## Work required
Pull out from the material below all lines with "Postcards".

## Stored rows
--- BEGIN ---

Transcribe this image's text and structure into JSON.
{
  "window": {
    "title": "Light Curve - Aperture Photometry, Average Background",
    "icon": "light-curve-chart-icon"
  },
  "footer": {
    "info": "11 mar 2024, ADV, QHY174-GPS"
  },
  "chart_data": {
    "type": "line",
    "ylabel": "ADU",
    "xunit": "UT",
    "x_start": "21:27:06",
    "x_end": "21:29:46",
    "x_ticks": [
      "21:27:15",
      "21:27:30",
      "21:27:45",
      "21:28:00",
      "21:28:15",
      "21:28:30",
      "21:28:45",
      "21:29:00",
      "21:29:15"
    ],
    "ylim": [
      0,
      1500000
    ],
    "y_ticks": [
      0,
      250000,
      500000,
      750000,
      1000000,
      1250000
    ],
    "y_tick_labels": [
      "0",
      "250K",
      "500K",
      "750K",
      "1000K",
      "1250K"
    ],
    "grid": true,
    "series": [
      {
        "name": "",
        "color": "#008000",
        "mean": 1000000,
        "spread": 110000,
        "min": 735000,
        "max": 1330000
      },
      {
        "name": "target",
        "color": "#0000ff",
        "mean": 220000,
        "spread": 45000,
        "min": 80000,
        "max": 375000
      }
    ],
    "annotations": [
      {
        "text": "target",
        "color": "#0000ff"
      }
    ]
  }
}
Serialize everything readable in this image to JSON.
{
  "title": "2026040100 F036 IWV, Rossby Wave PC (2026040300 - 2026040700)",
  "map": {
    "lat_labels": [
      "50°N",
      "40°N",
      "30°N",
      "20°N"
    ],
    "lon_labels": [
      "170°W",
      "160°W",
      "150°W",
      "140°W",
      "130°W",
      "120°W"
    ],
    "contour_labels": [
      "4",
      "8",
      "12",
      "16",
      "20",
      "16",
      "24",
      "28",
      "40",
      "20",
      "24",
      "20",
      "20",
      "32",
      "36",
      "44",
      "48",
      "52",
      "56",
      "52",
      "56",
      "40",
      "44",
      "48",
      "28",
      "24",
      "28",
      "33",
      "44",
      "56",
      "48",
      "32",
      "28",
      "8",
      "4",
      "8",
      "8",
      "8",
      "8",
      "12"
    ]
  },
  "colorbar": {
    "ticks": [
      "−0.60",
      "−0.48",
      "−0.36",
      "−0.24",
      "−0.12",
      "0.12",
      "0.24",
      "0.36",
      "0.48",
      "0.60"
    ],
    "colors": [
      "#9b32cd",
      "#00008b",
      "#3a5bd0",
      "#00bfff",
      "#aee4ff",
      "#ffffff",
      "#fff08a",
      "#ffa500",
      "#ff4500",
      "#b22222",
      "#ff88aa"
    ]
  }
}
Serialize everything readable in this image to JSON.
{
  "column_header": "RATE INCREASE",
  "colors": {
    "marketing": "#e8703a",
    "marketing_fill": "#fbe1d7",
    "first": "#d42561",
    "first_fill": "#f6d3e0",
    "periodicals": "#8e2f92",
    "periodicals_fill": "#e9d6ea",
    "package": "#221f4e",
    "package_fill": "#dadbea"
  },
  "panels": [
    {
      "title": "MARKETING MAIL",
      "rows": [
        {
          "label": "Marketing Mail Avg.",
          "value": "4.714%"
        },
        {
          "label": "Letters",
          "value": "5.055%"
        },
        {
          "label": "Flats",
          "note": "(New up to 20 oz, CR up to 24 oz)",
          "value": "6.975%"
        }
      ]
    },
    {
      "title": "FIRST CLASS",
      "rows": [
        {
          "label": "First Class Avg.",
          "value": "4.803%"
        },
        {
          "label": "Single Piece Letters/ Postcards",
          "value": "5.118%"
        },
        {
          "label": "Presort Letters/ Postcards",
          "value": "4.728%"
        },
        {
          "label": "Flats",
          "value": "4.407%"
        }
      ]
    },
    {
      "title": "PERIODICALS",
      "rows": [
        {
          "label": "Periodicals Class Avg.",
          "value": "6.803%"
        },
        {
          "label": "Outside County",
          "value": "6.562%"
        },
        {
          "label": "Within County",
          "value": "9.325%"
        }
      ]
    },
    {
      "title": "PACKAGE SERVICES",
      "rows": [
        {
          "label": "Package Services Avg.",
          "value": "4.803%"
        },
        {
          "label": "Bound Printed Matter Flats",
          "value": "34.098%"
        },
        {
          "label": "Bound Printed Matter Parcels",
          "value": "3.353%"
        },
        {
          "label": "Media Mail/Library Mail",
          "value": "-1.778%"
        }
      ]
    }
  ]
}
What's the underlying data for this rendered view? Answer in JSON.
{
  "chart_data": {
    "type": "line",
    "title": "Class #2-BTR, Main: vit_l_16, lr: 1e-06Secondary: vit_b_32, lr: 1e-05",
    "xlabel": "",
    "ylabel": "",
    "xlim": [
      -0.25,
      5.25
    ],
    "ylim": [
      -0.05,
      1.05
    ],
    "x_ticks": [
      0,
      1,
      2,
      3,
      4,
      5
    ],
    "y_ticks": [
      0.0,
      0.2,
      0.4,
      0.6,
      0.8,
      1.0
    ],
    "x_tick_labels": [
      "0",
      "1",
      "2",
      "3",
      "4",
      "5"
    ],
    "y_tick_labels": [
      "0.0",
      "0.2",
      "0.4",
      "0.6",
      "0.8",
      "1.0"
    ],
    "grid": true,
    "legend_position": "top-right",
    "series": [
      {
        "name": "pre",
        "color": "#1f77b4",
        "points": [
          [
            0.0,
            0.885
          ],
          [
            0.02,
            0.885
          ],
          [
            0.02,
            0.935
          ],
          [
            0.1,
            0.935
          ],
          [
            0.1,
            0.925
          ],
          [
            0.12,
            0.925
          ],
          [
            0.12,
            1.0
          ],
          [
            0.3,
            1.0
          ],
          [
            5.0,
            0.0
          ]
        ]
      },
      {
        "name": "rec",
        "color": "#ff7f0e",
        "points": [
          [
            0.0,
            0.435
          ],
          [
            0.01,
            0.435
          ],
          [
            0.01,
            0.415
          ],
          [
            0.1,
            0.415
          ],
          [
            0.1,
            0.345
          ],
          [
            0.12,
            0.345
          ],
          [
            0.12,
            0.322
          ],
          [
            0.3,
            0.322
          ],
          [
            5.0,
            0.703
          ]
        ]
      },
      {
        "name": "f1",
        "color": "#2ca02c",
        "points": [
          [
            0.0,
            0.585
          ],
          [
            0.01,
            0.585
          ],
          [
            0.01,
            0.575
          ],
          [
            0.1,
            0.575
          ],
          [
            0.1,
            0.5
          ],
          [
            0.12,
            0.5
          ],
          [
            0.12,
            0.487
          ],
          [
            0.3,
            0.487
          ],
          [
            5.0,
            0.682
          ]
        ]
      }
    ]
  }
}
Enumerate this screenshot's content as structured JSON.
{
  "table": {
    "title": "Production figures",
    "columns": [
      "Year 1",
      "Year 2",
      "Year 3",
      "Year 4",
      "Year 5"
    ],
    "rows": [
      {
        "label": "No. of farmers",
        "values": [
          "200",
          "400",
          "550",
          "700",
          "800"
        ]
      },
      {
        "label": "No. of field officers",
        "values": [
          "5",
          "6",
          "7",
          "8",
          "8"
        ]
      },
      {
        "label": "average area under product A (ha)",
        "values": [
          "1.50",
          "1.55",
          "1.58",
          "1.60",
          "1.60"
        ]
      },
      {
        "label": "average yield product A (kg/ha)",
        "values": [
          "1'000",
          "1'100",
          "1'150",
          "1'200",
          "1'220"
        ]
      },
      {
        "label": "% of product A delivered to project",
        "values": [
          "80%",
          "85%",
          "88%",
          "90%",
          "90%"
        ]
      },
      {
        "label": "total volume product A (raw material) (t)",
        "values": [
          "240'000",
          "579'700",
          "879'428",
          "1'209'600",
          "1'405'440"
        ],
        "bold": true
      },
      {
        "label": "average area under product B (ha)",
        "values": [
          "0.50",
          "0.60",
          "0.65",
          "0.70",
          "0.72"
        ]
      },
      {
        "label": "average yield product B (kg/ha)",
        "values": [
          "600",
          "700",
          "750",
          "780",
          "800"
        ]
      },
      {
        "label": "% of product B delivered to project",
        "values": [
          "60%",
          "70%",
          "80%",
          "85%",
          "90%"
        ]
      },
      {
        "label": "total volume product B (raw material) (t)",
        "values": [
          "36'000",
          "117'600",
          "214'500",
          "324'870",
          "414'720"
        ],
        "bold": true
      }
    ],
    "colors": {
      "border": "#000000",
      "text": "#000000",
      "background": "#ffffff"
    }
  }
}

--- END ---

## Task solution
          "label": "Single Piece Letters/ Postcards",
          "label": "Presort Letters/ Postcards",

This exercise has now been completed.